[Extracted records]
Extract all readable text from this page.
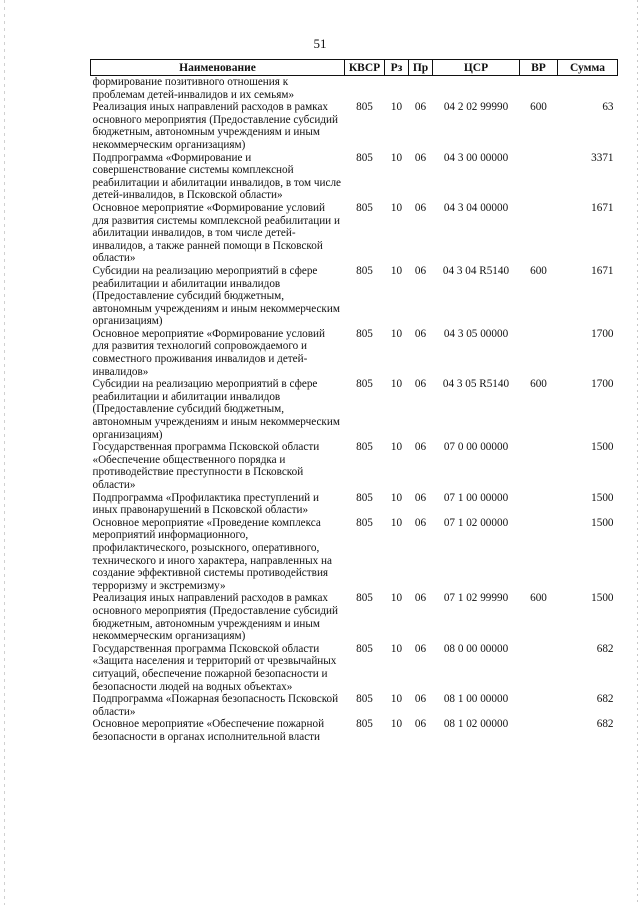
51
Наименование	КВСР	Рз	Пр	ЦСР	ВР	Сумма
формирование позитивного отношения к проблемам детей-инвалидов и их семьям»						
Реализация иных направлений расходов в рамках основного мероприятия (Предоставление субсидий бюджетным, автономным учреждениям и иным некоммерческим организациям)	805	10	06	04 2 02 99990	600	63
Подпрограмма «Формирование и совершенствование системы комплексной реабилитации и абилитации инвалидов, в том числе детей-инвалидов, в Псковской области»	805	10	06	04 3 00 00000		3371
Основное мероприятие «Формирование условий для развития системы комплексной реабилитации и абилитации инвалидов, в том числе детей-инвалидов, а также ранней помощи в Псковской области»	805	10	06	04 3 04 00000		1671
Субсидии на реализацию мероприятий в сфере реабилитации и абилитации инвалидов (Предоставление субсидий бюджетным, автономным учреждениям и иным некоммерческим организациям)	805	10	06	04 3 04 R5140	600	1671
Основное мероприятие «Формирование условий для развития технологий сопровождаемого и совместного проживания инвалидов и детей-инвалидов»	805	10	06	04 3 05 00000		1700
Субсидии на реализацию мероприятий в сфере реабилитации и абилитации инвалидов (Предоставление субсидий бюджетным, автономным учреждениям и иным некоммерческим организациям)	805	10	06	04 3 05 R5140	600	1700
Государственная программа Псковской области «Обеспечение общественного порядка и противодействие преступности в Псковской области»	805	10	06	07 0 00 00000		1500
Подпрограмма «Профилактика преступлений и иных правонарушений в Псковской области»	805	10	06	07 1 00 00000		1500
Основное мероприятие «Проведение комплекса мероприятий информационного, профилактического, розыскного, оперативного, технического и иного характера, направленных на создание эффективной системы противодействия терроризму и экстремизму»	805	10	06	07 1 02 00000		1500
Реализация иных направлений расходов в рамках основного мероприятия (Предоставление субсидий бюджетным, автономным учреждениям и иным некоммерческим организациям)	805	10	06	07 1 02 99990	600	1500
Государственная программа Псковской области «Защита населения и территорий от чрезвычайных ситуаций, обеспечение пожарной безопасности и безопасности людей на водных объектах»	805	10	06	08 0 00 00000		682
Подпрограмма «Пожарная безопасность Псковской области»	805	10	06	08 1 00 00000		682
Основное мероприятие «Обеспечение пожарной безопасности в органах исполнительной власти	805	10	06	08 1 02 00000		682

--

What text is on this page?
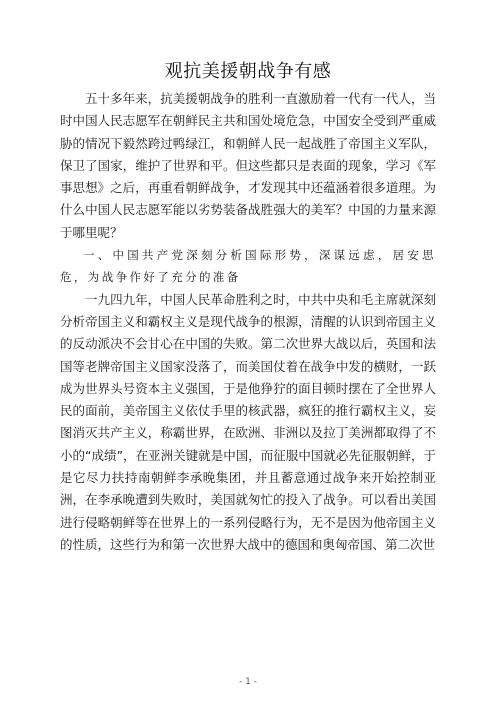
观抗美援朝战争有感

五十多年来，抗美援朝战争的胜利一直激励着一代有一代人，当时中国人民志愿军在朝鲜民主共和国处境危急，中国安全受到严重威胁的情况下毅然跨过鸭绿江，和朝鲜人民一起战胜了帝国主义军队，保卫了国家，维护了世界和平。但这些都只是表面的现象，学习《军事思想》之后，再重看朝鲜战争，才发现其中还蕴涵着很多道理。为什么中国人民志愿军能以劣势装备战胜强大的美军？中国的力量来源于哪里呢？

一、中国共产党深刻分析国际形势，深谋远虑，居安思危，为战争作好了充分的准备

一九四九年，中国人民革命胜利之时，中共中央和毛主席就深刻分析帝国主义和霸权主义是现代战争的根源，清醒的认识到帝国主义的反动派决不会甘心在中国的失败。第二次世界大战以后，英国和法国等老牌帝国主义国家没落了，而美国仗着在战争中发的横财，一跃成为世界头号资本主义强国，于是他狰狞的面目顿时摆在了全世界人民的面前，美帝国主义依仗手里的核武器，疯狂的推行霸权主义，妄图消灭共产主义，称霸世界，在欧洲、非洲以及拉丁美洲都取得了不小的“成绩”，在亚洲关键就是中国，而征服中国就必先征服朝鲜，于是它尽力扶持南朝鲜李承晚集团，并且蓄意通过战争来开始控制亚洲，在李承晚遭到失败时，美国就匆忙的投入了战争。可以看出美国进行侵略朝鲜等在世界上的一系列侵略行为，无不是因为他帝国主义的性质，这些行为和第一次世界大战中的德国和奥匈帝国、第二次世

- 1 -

### [YOUR TASK]
Return, from the data, each line that has the word "основного" in it.

### [EXERCISE RESULT]
Реализация иных направлений расходов в рамках основного мероприятия (Предоставление субсидий бюджетным, автономным учреждениям и иным некоммерческим организациям)	805	10	06	04 2 02 99990	600	63
Реализация иных направлений расходов в рамках основного мероприятия (Предоставление субсидий бюджетным, автономным учреждениям и иным некоммерческим организациям)	805	10	06	07 1 02 99990	600	1500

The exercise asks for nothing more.